> **Directions**: Count every line that has "text" in it and give the total, nothing more.

> **Extracted entries**:
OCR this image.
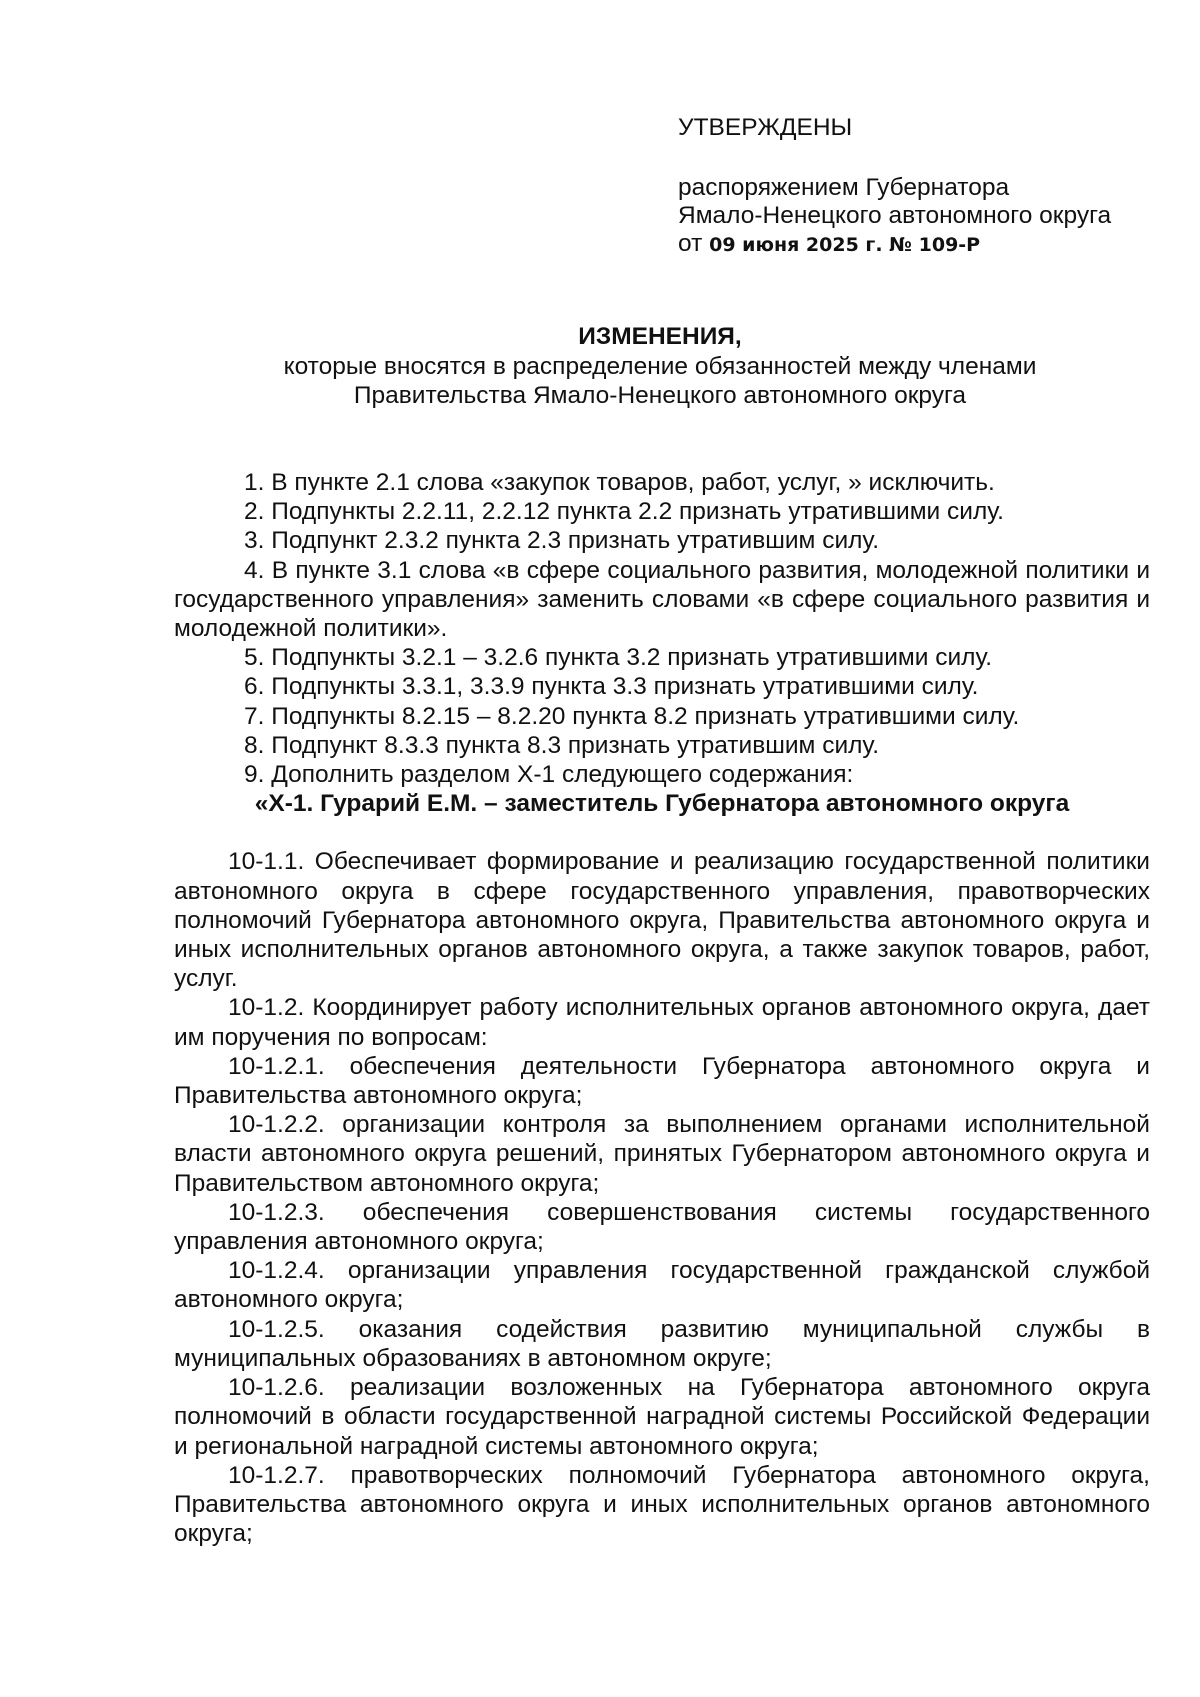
УТВЕРЖДЕНЫ
распоряжением Губернатора
Ямало-Ненецкого автономного округа
от 09 июня 2025 г. № 109-Р
ИЗМЕНЕНИЯ,
которые вносятся в распределение обязанностей между членами
Правительства Ямало-Ненецкого автономного округа

1. В пункте 2.1 слова «закупок товаров, работ, услуг, » исключить.

2. Подпункты 2.2.11, 2.2.12 пункта 2.2 признать утратившими силу.

3. Подпункт 2.3.2 пункта 2.3 признать утратившим силу.

4. В пункте 3.1 слова «в сфере социального развития, молодежной политики и государственного управления» заменить словами «в сфере социального развития и молодежной политики».

5. Подпункты 3.2.1 – 3.2.6 пункта 3.2 признать утратившими силу.

6. Подпункты 3.3.1, 3.3.9 пункта 3.3 признать утратившими силу.

7. Подпункты 8.2.15 – 8.2.20 пункта 8.2 признать утратившими силу.

8. Подпункт 8.3.3 пункта 8.3 признать утратившим силу.

9. Дополнить разделом X-1 следующего содержания:

«X-1. Гурарий Е.М. – заместитель Губернатора автономного округа

10-1.1. Обеспечивает формирование и реализацию государственной политики автономного округа в сфере государственного управления, правотворческих полномочий Губернатора автономного округа, Правительства автономного округа и иных исполнительных органов автономного округа, а также закупок товаров, работ, услуг.

10-1.2. Координирует работу исполнительных органов автономного округа, дает им поручения по вопросам:

10-1.2.1. обеспечения деятельности Губернатора автономного округа и Правительства автономного округа;

10-1.2.2. организации контроля за выполнением органами исполнительной власти автономного округа решений, принятых Губернатором автономного округа и Правительством автономного округа;

10-1.2.3. обеспечения совершенствования системы государственного управления автономного округа;

10-1.2.4. организации управления государственной гражданской службой автономного округа;

10-1.2.5. оказания содействия развитию муниципальной службы в муниципальных образованиях в автономном округе;

10-1.2.6. реализации возложенных на Губернатора автономного округа полномочий в области государственной наградной системы Российской Федерации и региональной наградной системы автономного округа;

10-1.2.7. правотворческих полномочий Губернатора автономного округа, Правительства автономного округа и иных исполнительных органов автономного округа;
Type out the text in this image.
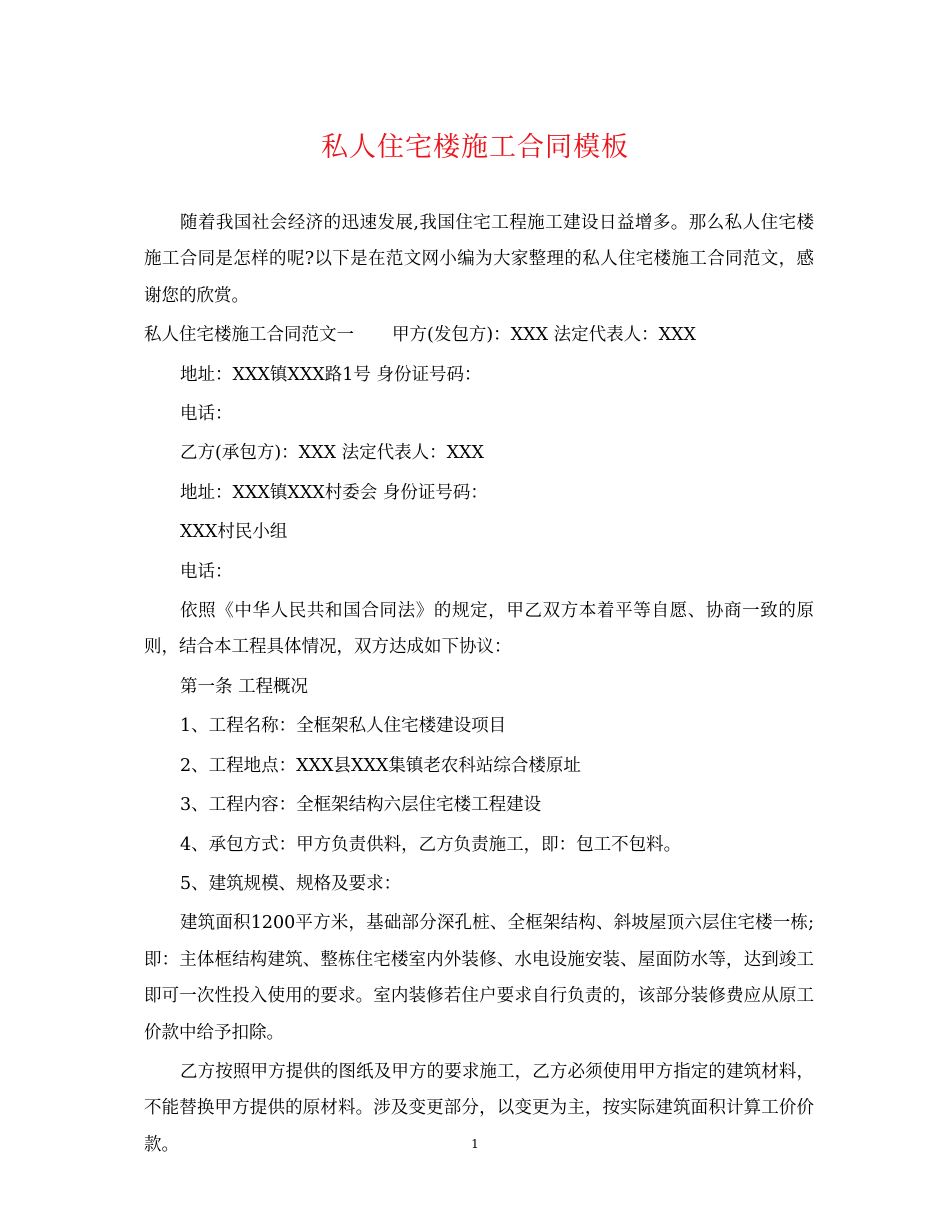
私人住宅楼施工合同模板

随着我国社会经济的迅速发展,我国住宅工程施工建设日益增多。那么私人住宅楼施工合同是怎样的呢?以下是在范文网小编为大家整理的私人住宅楼施工合同范文，感谢您的欣赏。

私人住宅楼施工合同范文一 甲方(发包方)：XXX 法定代表人：XXX

地址：XXX镇XXX路1号 身份证号码：

电话：

乙方(承包方)：XXX 法定代表人：XXX

地址：XXX镇XXX村委会 身份证号码：

XXX村民小组

电话：

依照《中华人民共和国合同法》的规定，甲乙双方本着平等自愿、协商一致的原则，结合本工程具体情况，双方达成如下协议：

第一条 工程概况

1、工程名称：全框架私人住宅楼建设项目

2、工程地点：XXX县XXX集镇老农科站综合楼原址

3、工程内容：全框架结构六层住宅楼工程建设

4、承包方式：甲方负责供料，乙方负责施工，即：包工不包料。

5、建筑规模、规格及要求：

建筑面积1200平方米，基础部分深孔桩、全框架结构、斜坡屋顶六层住宅楼一栋;即：主体框结构建筑、整栋住宅楼室内外装修、水电设施安装、屋面防水等，达到竣工即可一次性投入使用的要求。室内装修若住户要求自行负责的，该部分装修费应从原工价款中给予扣除。

乙方按照甲方提供的图纸及甲方的要求施工，乙方必须使用甲方指定的建筑材料，不能替换甲方提供的原材料。涉及变更部分，以变更为主，按实际建筑面积计算工价价款。	1
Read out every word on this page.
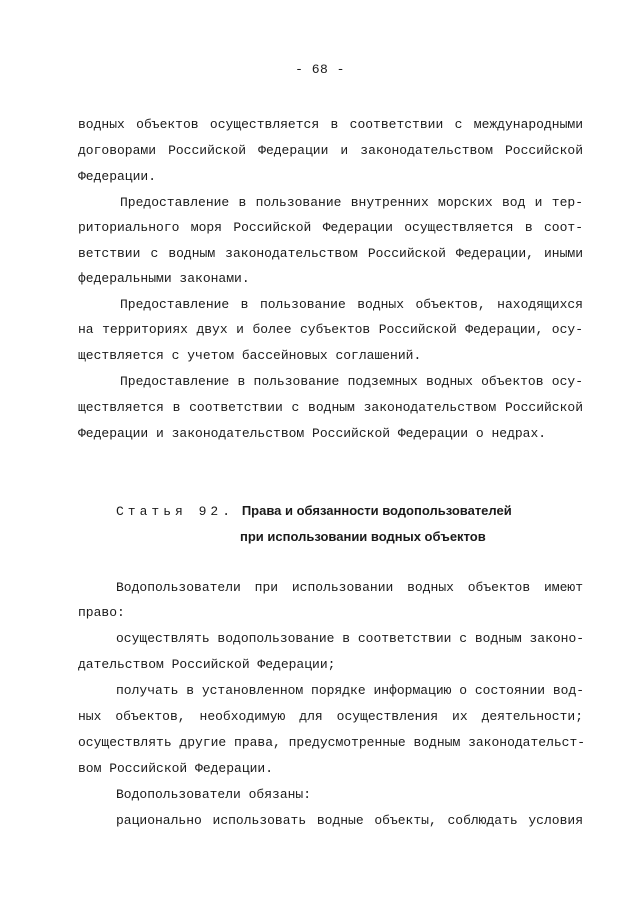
- 68 -
водных объектов осуществляется в соответствии с международными
договорами Российской Федерации и законодательством Российской
Федерации.
Предоставление в пользование внутренних морских вод и тер-
риториального моря Российской Федерации осуществляется в соот-
ветствии с водным законодательством Российской Федерации, иными
федеральными законами.
Предоставление в пользование водных объектов, находящихся
на территориях двух и более субъектов Российской Федерации, осу-
ществляется с учетом бассейновых соглашений.
Предоставление в пользование подземных водных объектов осу-
ществляется в соответствии с водным законодательством Российской
Федерации и законодательством Российской Федерации о недрах.
Статья 92. Права и обязанности водопользователей
при использовании водных объектов
Водопользователи при использовании водных объектов имеют
право:
осуществлять водопользование в соответствии с водным законо-
дательством Российской Федерации;
получать в установленном порядке информацию о состоянии вод-
ных объектов, необходимую для осуществления их деятельности;
осуществлять другие права, предусмотренные водным законодательст-
вом Российской Федерации.
Водопользователи обязаны:
рационально использовать водные объекты, соблюдать условия
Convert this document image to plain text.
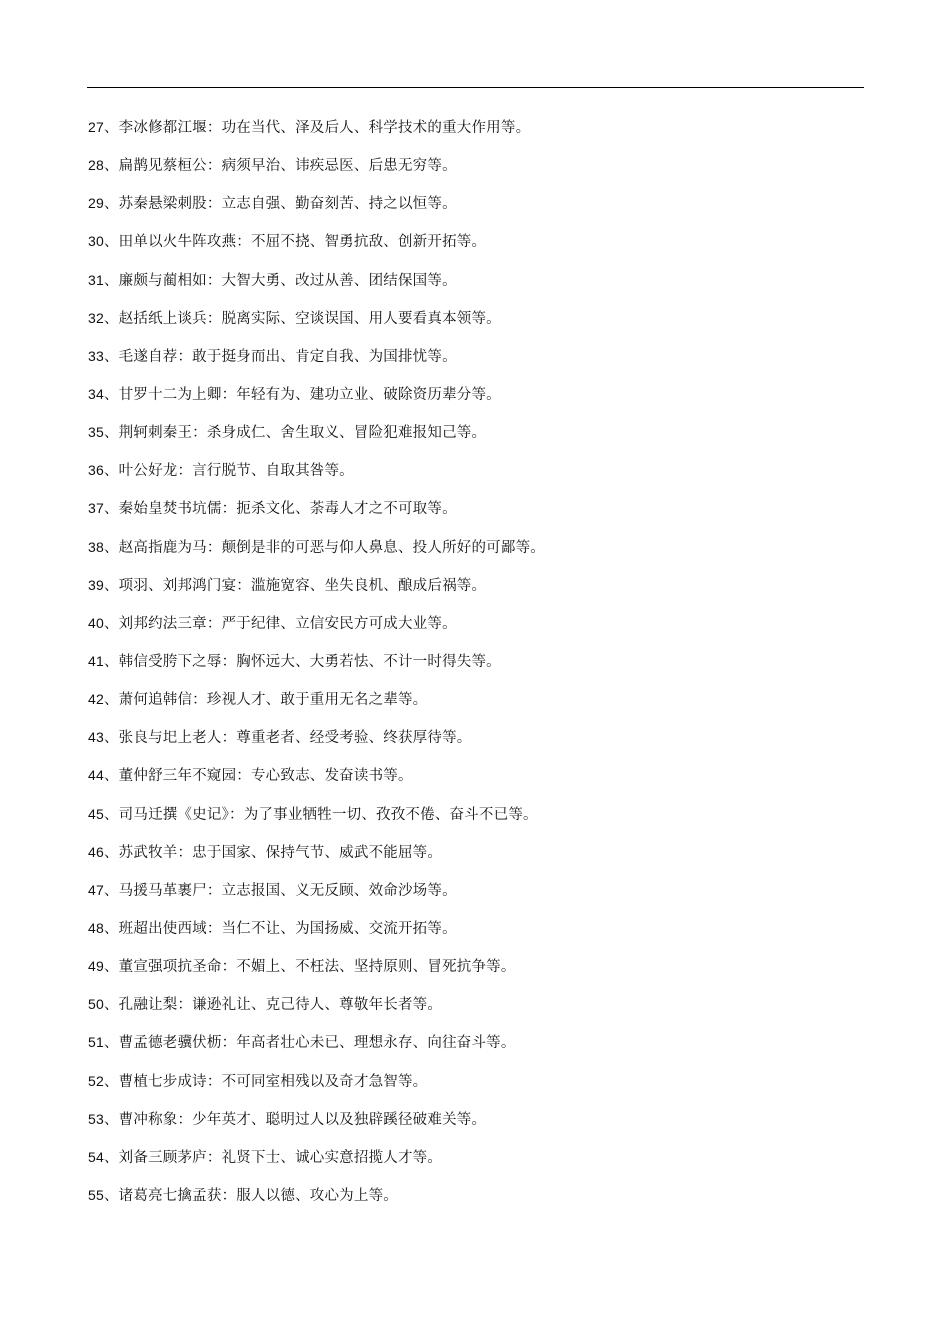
27、李冰修都江堰：功在当代、泽及后人、科学技术的重大作用等。
28、扁鹊见蔡桓公：病须早治、讳疾忌医、后患无穷等。
29、苏秦悬梁刺股：立志自强、勤奋刻苦、持之以恒等。
30、田单以火牛阵攻燕：不屈不挠、智勇抗敌、创新开拓等。
31、廉颇与蔺相如：大智大勇、改过从善、团结保国等。
32、赵括纸上谈兵：脱离实际、空谈误国、用人要看真本领等。
33、毛遂自荐：敢于挺身而出、肯定自我、为国排忧等。
34、甘罗十二为上卿：年轻有为、建功立业、破除资历辈分等。
35、荆轲刺秦王：杀身成仁、舍生取义、冒险犯难报知己等。
36、叶公好龙：言行脱节、自取其咎等。
37、秦始皇焚书坑儒：扼杀文化、荼毒人才之不可取等。
38、赵高指鹿为马：颠倒是非的可恶与仰人鼻息、投人所好的可鄙等。
39、项羽、刘邦鸿门宴：滥施宽容、坐失良机、酿成后祸等。
40、刘邦约法三章：严于纪律、立信安民方可成大业等。
41、韩信受胯下之辱：胸怀远大、大勇若怯、不计一时得失等。
42、萧何追韩信：珍视人才、敢于重用无名之辈等。
43、张良与圯上老人：尊重老者、经受考验、终获厚待等。
44、董仲舒三年不窥园：专心致志、发奋读书等。
45、司马迁撰《史记》：为了事业牺牲一切、孜孜不倦、奋斗不已等。
46、苏武牧羊：忠于国家、保持气节、威武不能屈等。
47、马援马革裹尸：立志报国、义无反顾、效命沙场等。
48、班超出使西域：当仁不让、为国扬威、交流开拓等。
49、董宣强项抗圣命：不媚上、不枉法、坚持原则、冒死抗争等。
50、孔融让梨：谦逊礼让、克己待人、尊敬年长者等。
51、曹孟德老骥伏枥：年高者壮心未已、理想永存、向往奋斗等。
52、曹植七步成诗：不可同室相残以及奇才急智等。
53、曹冲称象：少年英才、聪明过人以及独辟蹊径破难关等。
54、刘备三顾茅庐：礼贤下士、诚心实意招揽人才等。
55、诸葛亮七擒孟获：服人以德、攻心为上等。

> **Solution to the problem**: 2